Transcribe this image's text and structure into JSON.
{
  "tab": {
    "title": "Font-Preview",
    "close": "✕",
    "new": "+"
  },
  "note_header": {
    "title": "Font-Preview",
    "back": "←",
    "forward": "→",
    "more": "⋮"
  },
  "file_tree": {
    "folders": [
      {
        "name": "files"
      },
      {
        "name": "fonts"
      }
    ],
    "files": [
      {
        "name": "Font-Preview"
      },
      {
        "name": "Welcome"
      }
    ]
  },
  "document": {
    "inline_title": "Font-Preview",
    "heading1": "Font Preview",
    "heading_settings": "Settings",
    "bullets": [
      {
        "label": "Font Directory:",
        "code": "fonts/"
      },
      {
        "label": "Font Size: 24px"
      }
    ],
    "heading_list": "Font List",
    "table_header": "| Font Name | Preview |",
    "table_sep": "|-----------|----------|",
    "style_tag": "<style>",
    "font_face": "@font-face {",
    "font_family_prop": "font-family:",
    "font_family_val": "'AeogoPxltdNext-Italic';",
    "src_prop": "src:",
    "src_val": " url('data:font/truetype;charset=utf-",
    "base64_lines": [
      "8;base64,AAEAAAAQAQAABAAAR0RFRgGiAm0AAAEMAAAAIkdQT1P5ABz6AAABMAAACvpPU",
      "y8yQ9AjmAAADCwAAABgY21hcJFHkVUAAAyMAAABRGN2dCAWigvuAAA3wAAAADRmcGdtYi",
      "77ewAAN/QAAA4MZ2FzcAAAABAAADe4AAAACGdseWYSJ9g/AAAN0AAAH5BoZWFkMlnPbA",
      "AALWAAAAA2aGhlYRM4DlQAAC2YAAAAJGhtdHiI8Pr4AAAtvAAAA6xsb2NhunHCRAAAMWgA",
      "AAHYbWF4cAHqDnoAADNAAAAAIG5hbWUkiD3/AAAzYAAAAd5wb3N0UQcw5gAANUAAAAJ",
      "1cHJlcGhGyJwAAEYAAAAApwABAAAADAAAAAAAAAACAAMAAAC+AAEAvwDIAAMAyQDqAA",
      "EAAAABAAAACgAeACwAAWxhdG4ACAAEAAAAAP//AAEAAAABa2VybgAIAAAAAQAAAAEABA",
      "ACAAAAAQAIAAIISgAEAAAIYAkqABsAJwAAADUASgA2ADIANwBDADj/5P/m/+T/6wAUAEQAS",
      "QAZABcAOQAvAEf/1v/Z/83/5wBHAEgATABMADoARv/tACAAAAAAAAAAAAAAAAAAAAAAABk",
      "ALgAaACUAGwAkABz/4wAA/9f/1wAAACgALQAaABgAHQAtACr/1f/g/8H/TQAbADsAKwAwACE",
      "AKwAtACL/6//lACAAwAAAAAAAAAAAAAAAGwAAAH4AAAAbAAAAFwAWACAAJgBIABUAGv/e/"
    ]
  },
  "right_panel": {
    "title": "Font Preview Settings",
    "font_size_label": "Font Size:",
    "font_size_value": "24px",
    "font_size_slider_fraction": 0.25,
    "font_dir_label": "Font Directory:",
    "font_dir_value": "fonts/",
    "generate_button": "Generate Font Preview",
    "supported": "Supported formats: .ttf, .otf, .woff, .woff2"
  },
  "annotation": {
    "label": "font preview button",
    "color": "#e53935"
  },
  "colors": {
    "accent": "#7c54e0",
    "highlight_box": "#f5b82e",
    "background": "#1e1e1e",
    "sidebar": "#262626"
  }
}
********************
● **Work to complete**
Repeat the records above exactly as they appear.

● **Answer below**
Transcribe this image's text and structure into JSON.
{
  "tab": {
    "title": "Font-Preview",
    "close": "✕",
    "new": "+"
  },
  "note_header": {
    "title": "Font-Preview",
    "back": "←",
    "forward": "→",
    "more": "⋮"
  },
  "file_tree": {
    "folders": [
      {
        "name": "files"
      },
      {
        "name": "fonts"
      }
    ],
    "files": [
      {
        "name": "Font-Preview"
      },
      {
        "name": "Welcome"
      }
    ]
  },
  "document": {
    "inline_title": "Font-Preview",
    "heading1": "Font Preview",
    "heading_settings": "Settings",
    "bullets": [
      {
        "label": "Font Directory:",
        "code": "fonts/"
      },
      {
        "label": "Font Size: 24px"
      }
    ],
    "heading_list": "Font List",
    "table_header": "| Font Name | Preview |",
    "table_sep": "|-----------|----------|",
    "style_tag": "<style>",
    "font_face": "@font-face {",
    "font_family_prop": "font-family:",
    "font_family_val": "'AeogoPxltdNext-Italic';",
    "src_prop": "src:",
    "src_val": " url('data:font/truetype;charset=utf-",
    "base64_lines": [
      "8;base64,AAEAAAAQAQAABAAAR0RFRgGiAm0AAAEMAAAAIkdQT1P5ABz6AAABMAAACvpPU",
      "y8yQ9AjmAAADCwAAABgY21hcJFHkVUAAAyMAAABRGN2dCAWigvuAAA3wAAAADRmcGdtYi",
      "77ewAAN/QAAA4MZ2FzcAAAABAAADe4AAAACGdseWYSJ9g/AAAN0AAAH5BoZWFkMlnPbA",
      "AALWAAAAA2aGhlYRM4DlQAAC2YAAAAJGhtdHiI8Pr4AAAtvAAAA6xsb2NhunHCRAAAMWgA",
      "AAHYbWF4cAHqDnoAADNAAAAAIG5hbWUkiD3/AAAzYAAAAd5wb3N0UQcw5gAANUAAAAJ",
      "1cHJlcGhGyJwAAEYAAAAApwABAAAADAAAAAAAAAACAAMAAAC+AAEAvwDIAAMAyQDqAA",
      "EAAAABAAAACgAeACwAAWxhdG4ACAAEAAAAAP//AAEAAAABa2VybgAIAAAAAQAAAAEABA",
      "ACAAAAAQAIAAIISgAEAAAIYAkqABsAJwAAADUASgA2ADIANwBDADj/5P/m/+T/6wAUAEQAS",
      "QAZABcAOQAvAEf/1v/Z/83/5wBHAEgATABMADoARv/tACAAAAAAAAAAAAAAAAAAAAAAABk",
      "ALgAaACUAGwAkABz/4wAA/9f/1wAAACgALQAaABgAHQAtACr/1f/g/8H/TQAbADsAKwAwACE",
      "AKwAtACL/6//lACAAwAAAAAAAAAAAAAAAGwAAAH4AAAAbAAAAFwAWACAAJgBIABUAGv/e/"
    ]
  },
  "right_panel": {
    "title": "Font Preview Settings",
    "font_size_label": "Font Size:",
    "font_size_value": "24px",
    "font_size_slider_fraction": 0.25,
    "font_dir_label": "Font Directory:",
    "font_dir_value": "fonts/",
    "generate_button": "Generate Font Preview",
    "supported": "Supported formats: .ttf, .otf, .woff, .woff2"
  },
  "annotation": {
    "label": "font preview button",
    "color": "#e53935"
  },
  "colors": {
    "accent": "#7c54e0",
    "highlight_box": "#f5b82e",
    "background": "#1e1e1e",
    "sidebar": "#262626"
  }
}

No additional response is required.